# Task
Begin at the line that contains "Give me a plain-text" and quote each line exactly through the last one. Leave pictures out.

[Data listing]
--*--
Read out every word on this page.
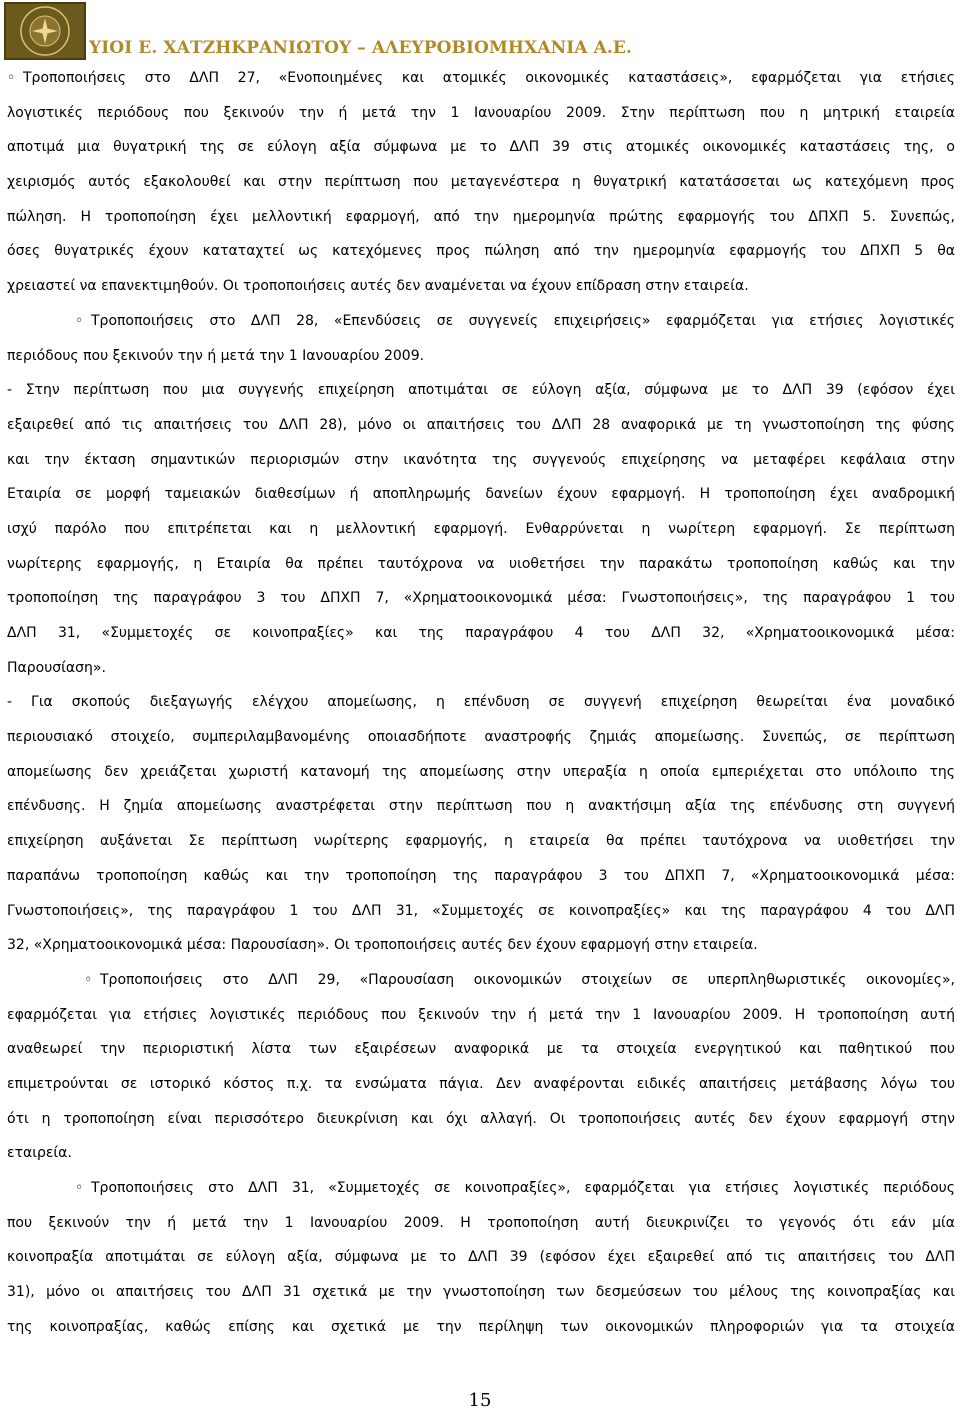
ΥΙΟΙ Ε. ΧΑΤΖΗΚΡΑΝΙΩΤΟΥ – ΑΛΕΥΡΟΒΙΟΜΗΧΑΝΙΑ Α.Ε.
◦ Τροποποιήσεις στο ΔΛΠ 27, «Ενοποιημένες και ατομικές οικονομικές καταστάσεις», εφαρμόζεται για ετήσιες
λογιστικές περιόδους που ξεκινούν την ή μετά την 1 Ιανουαρίου 2009. Στην περίπτωση που η μητρική εταιρεία
αποτιμά μια θυγατρική της σε εύλογη αξία σύμφωνα με το ΔΛΠ 39 στις ατομικές οικονομικές καταστάσεις της, ο
χειρισμός αυτός εξακολουθεί και στην περίπτωση που μεταγενέστερα η θυγατρική κατατάσσεται ως κατεχόμενη προς
πώληση. Η τροποποίηση έχει μελλοντική εφαρμογή, από την ημερομηνία πρώτης εφαρμογής του ΔΠΧΠ 5. Συνεπώς,
όσες θυγατρικές έχουν καταταχτεί ως κατεχόμενες προς πώληση από την ημερομηνία εφαρμογής του ΔΠΧΠ 5 θα
χρειαστεί να επανεκτιμηθούν. Οι τροποποιήσεις αυτές δεν αναμένεται να έχουν επίδραση στην εταιρεία.
◦ Τροποποιήσεις στο ΔΛΠ 28, «Επενδύσεις σε συγγενείς επιχειρήσεις» εφαρμόζεται για ετήσιες λογιστικές
περιόδους που ξεκινούν την ή μετά την 1 Ιανουαρίου 2009.
- Στην περίπτωση που μια συγγενής επιχείρηση αποτιμάται σε εύλογη αξία, σύμφωνα με το ΔΛΠ 39 (εφόσον έχει
εξαιρεθεί από τις απαιτήσεις του ΔΛΠ 28), μόνο οι απαιτήσεις του ΔΛΠ 28 αναφορικά με τη γνωστοποίηση της φύσης
και την έκταση σημαντικών περιορισμών στην ικανότητα της συγγενούς επιχείρησης να μεταφέρει κεφάλαια στην
Εταιρία σε μορφή ταμειακών διαθεσίμων ή αποπληρωμής δανείων έχουν εφαρμογή. Η τροποποίηση έχει αναδρομική
ισχύ παρόλο που επιτρέπεται και η μελλοντική εφαρμογή. Ενθαρρύνεται η νωρίτερη εφαρμογή. Σε περίπτωση
νωρίτερης εφαρμογής, η Εταιρία θα πρέπει ταυτόχρονα να υιοθετήσει την παρακάτω τροποποίηση καθώς και την
τροποποίηση της παραγράφου 3 του ΔΠΧΠ 7, «Χρηματοοικονομικά μέσα: Γνωστοποιήσεις», της παραγράφου 1 του
ΔΛΠ 31, «Συμμετοχές σε κοινοπραξίες» και της παραγράφου 4 του ΔΛΠ 32, «Χρηματοοικονομικά μέσα:
Παρουσίαση».
- Για σκοπούς διεξαγωγής ελέγχου απομείωσης, η επένδυση σε συγγενή επιχείρηση θεωρείται ένα μοναδικό
περιουσιακό στοιχείο, συμπεριλαμβανομένης οποιασδήποτε αναστροφής ζημιάς απομείωσης. Συνεπώς, σε περίπτωση
απομείωσης δεν χρειάζεται χωριστή κατανομή της απομείωσης στην υπεραξία η οποία εμπεριέχεται στο υπόλοιπο της
επένδυσης. Η ζημία απομείωσης αναστρέφεται στην περίπτωση που η ανακτήσιμη αξία της επένδυσης στη συγγενή
επιχείρηση αυξάνεται Σε περίπτωση νωρίτερης εφαρμογής, η εταιρεία θα πρέπει ταυτόχρονα να υιοθετήσει την
παραπάνω τροποποίηση καθώς και την τροποποίηση της παραγράφου 3 του ΔΠΧΠ 7, «Χρηματοοικονομικά μέσα:
Γνωστοποιήσεις», της παραγράφου 1 του ΔΛΠ 31, «Συμμετοχές σε κοινοπραξίες» και της παραγράφου 4 του ΔΛΠ
32, «Χρηματοοικονομικά μέσα: Παρουσίαση». Οι τροποποιήσεις αυτές δεν έχουν εφαρμογή στην εταιρεία.
◦ Τροποποιήσεις στο ΔΛΠ 29, «Παρουσίαση οικονομικών στοιχείων σε υπερπληθωριστικές οικονομίες»,
εφαρμόζεται για ετήσιες λογιστικές περιόδους που ξεκινούν την ή μετά την 1 Ιανουαρίου 2009. Η τροποποίηση αυτή
αναθεωρεί την περιοριστική λίστα των εξαιρέσεων αναφορικά με τα στοιχεία ενεργητικού και παθητικού που
επιμετρούνται σε ιστορικό κόστος π.χ. τα ενσώματα πάγια. Δεν αναφέρονται ειδικές απαιτήσεις μετάβασης λόγω του
ότι η τροποποίηση είναι περισσότερο διευκρίνιση και όχι αλλαγή. Οι τροποποιήσεις αυτές δεν έχουν εφαρμογή στην
εταιρεία.
◦ Τροποποιήσεις στο ΔΛΠ 31, «Συμμετοχές σε κοινοπραξίες», εφαρμόζεται για ετήσιες λογιστικές περιόδους
που ξεκινούν την ή μετά την 1 Ιανουαρίου 2009. Η τροποποίηση αυτή διευκρινίζει το γεγονός ότι εάν μία
κοινοπραξία αποτιμάται σε εύλογη αξία, σύμφωνα με το ΔΛΠ 39 (εφόσον έχει εξαιρεθεί από τις απαιτήσεις του ΔΛΠ
31), μόνο οι απαιτήσεις του ΔΛΠ 31 σχετικά με την γνωστοποίηση των δεσμεύσεων του μέλους της κοινοπραξίας και
της κοινοπραξίας, καθώς επίσης και σχετικά με την περίληψη των οικονομικών πληροφοριών για τα στοιχεία
15
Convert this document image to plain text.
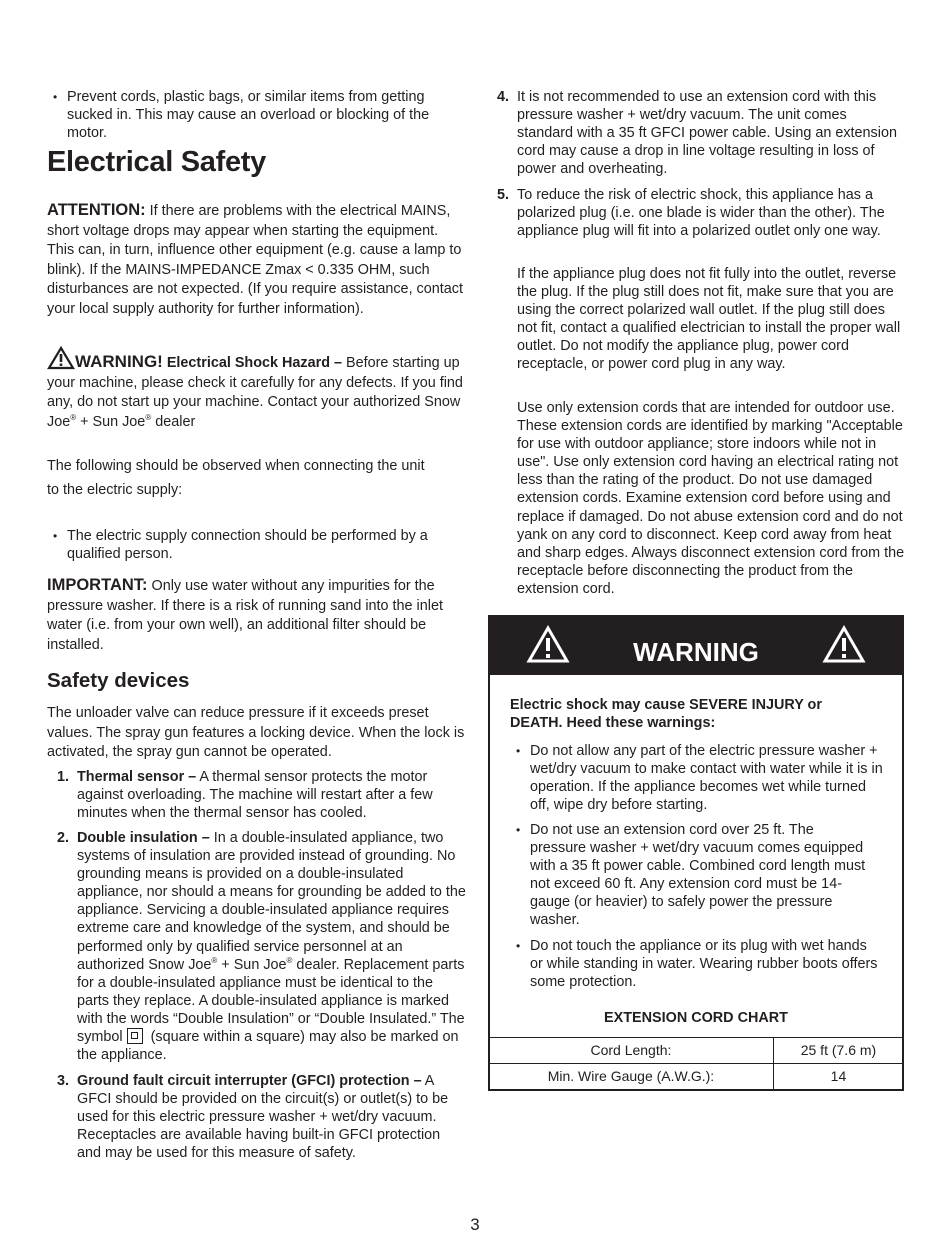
• Prevent cords, plastic bags, or similar items from getting sucked in. This may cause an overload or blocking of the motor.
Electrical Safety

ATTENTION: If there are problems with the electrical MAINS, short voltage drops may appear when starting the equipment. This can, in turn, influence other equipment (e.g. cause a lamp to blink). If the MAINS-IMPEDANCE Zmax < 0.335 OHM, such disturbances are not expected. (If you require assistance, contact your local supply authority for further information).

WARNING! Electrical Shock Hazard – Before starting up your machine, please check it carefully for any defects. If you find any, do not start up your machine. Contact your authorized Snow Joe® + Sun Joe® dealer

The following should be observed when connecting the unit to the electric supply:

• The electric supply connection should be performed by a qualified person.

IMPORTANT: Only use water without any impurities for the pressure washer. If there is a risk of running sand into the inlet water (i.e. from your own well), an additional filter should be installed.

Safety devices

The unloader valve can reduce pressure if it exceeds preset values. The spray gun features a locking device. When the lock is activated, the spray gun cannot be operated.

1. Thermal sensor – A thermal sensor protects the motor against overloading. The machine will restart after a few minutes when the thermal sensor has cooled.
2. Double insulation – In a double-insulated appliance, two systems of insulation are provided instead of grounding. No grounding means is provided on a double-insulated appliance, nor should a means for grounding be added to the appliance. Servicing a double-insulated appliance requires extreme care and knowledge of the system, and should be performed only by qualified service personnel at an authorized Snow Joe® + Sun Joe® dealer. Replacement parts for a double-insulated appliance must be identical to the parts they replace. A double-insulated appliance is marked with the words “Double Insulation” or “Double Insulated.” The symbol (square within a square) may also be marked on the appliance.
3. Ground fault circuit interrupter (GFCI) protection – A GFCI should be provided on the circuit(s) or outlet(s) to be used for this electric pressure washer + wet/dry vacuum. Receptacles are available having built-in GFCI protection and may be used for this measure of safety.
4. It is not recommended to use an extension cord with this pressure washer + wet/dry vacuum. The unit comes standard with a 35 ft GFCI power cable. Using an extension cord may cause a drop in line voltage resulting in loss of power and overheating.
5. To reduce the risk of electric shock, this appliance has a polarized plug (i.e. one blade is wider than the other). The appliance plug will fit into a polarized outlet only one way.

If the appliance plug does not fit fully into the outlet, reverse the plug. If the plug still does not fit, make sure that you are using the correct polarized wall outlet. If the plug still does not fit, contact a qualified electrician to install the proper wall outlet. Do not modify the appliance plug, power cord receptacle, or power cord plug in any way.

Use only extension cords that are intended for outdoor use. These extension cords are identified by marking "Acceptable for use with outdoor appliance; store indoors while not in use". Use only extension cord having an electrical rating not less than the rating of the product. Do not use damaged extension cords. Examine extension cord before using and replace if damaged. Do not abuse extension cord and do not yank on any cord to disconnect. Keep cord away from heat and sharp edges. Always disconnect extension cord from the receptacle before disconnecting the product from the extension cord.

WARNING

Electric shock may cause SEVERE INJURY or DEATH. Heed these warnings:

• Do not allow any part of the electric pressure washer + wet/dry vacuum to make contact with water while it is in operation. If the appliance becomes wet while turned off, wipe dry before starting.
• Do not use an extension cord over 25 ft. The pressure washer + wet/dry vacuum comes equipped with a 35 ft power cable. Combined cord length must not exceed 60 ft. Any extension cord must be 14-gauge (or heavier) to safely power the pressure washer.
• Do not touch the appliance or its plug with wet hands or while standing in water. Wearing rubber boots offers some protection.
EXTENSION CORD CHART
Cord Length:	25 ft (7.6 m)
Min. Wire Gauge (A.W.G.):	14
3
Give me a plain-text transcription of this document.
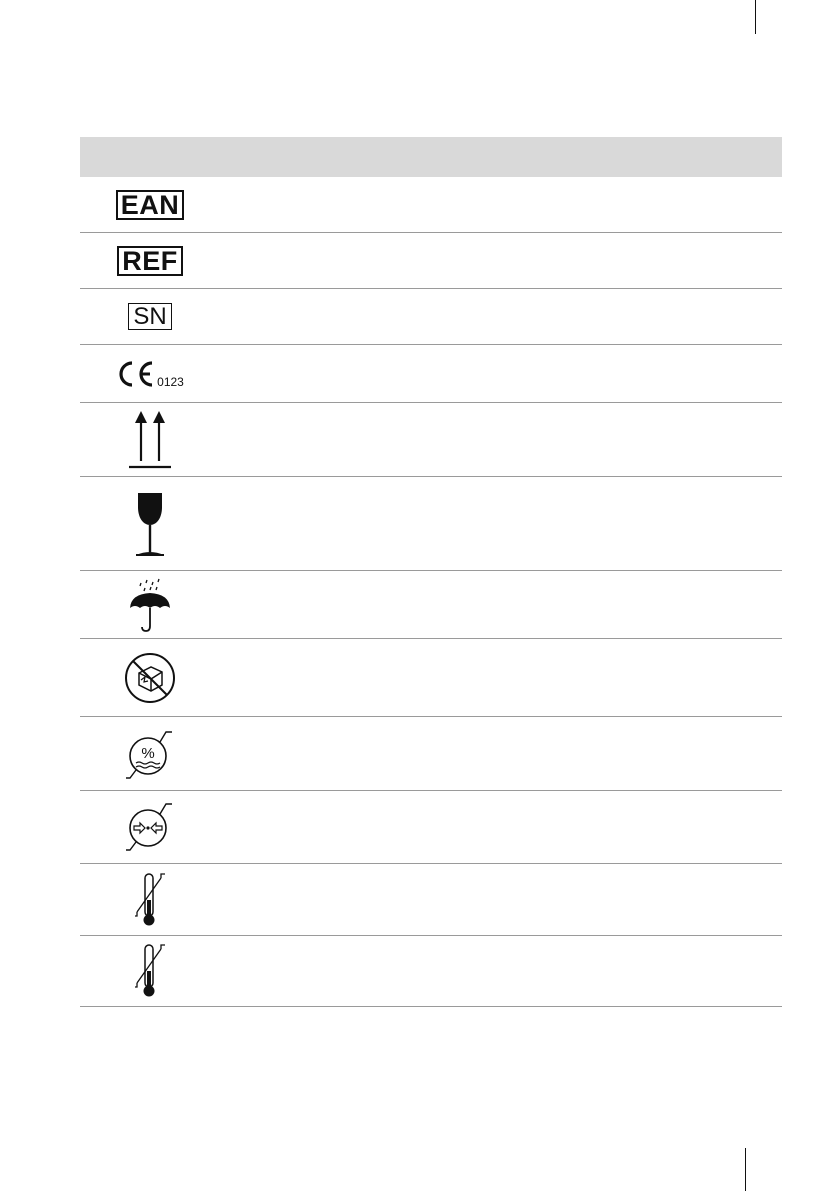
EAN
REF
SN
0123
%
--*--
# In response
Give me a plain-text transcription of this document.
EAN
REF
SN
0123
%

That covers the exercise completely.